▸ Given task
Type the records out again in full, exactly.

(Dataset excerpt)
•••••

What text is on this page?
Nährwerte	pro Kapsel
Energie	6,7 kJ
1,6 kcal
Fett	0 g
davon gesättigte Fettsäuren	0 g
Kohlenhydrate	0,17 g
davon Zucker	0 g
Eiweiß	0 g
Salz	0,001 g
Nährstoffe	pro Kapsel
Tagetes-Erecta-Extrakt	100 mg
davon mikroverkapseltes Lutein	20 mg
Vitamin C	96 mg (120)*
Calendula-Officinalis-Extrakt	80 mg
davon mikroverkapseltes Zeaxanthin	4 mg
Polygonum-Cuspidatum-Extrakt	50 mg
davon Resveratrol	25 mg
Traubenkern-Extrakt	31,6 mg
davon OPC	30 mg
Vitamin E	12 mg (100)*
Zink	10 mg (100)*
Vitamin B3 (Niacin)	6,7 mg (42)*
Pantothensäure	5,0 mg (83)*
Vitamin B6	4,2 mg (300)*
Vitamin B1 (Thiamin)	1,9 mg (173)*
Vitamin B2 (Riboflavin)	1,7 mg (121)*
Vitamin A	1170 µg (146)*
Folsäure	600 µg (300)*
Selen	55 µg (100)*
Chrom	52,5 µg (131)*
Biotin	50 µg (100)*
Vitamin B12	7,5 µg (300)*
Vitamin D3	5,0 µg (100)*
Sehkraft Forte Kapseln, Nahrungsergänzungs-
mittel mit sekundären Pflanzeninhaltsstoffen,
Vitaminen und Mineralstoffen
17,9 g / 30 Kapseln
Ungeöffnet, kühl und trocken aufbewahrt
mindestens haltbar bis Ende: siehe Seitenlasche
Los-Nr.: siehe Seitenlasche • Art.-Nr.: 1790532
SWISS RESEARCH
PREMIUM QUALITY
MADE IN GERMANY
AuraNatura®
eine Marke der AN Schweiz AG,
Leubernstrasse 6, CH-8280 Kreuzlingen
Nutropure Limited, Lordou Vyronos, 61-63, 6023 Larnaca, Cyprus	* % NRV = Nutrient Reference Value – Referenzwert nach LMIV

•••••

▸ Result for this exercise
What text is on this page?
Nährwerte	pro Kapsel
Energie	6,7 kJ
1,6 kcal
Fett	0 g
davon gesättigte Fettsäuren	0 g
Kohlenhydrate	0,17 g
davon Zucker	0 g
Eiweiß	0 g
Salz	0,001 g
Nährstoffe	pro Kapsel
Tagetes-Erecta-Extrakt	100 mg
davon mikroverkapseltes Lutein	20 mg
Vitamin C	96 mg (120)*
Calendula-Officinalis-Extrakt	80 mg
davon mikroverkapseltes Zeaxanthin	4 mg
Polygonum-Cuspidatum-Extrakt	50 mg
davon Resveratrol	25 mg
Traubenkern-Extrakt	31,6 mg
davon OPC	30 mg
Vitamin E	12 mg (100)*
Zink	10 mg (100)*
Vitamin B3 (Niacin)	6,7 mg (42)*
Pantothensäure	5,0 mg (83)*
Vitamin B6	4,2 mg (300)*
Vitamin B1 (Thiamin)	1,9 mg (173)*
Vitamin B2 (Riboflavin)	1,7 mg (121)*
Vitamin A	1170 µg (146)*
Folsäure	600 µg (300)*
Selen	55 µg (100)*
Chrom	52,5 µg (131)*
Biotin	50 µg (100)*
Vitamin B12	7,5 µg (300)*
Vitamin D3	5,0 µg (100)*
Sehkraft Forte Kapseln, Nahrungsergänzungs-
mittel mit sekundären Pflanzeninhaltsstoffen,
Vitaminen und Mineralstoffen
17,9 g / 30 Kapseln
Ungeöffnet, kühl und trocken aufbewahrt
mindestens haltbar bis Ende: siehe Seitenlasche
Los-Nr.: siehe Seitenlasche • Art.-Nr.: 1790532
SWISS RESEARCH
PREMIUM QUALITY
MADE IN GERMANY
AuraNatura®
eine Marke der AN Schweiz AG,
Leubernstrasse 6, CH-8280 Kreuzlingen
Nutropure Limited, Lordou Vyronos, 61-63, 6023 Larnaca, Cyprus	* % NRV = Nutrient Reference Value – Referenzwert nach LMIV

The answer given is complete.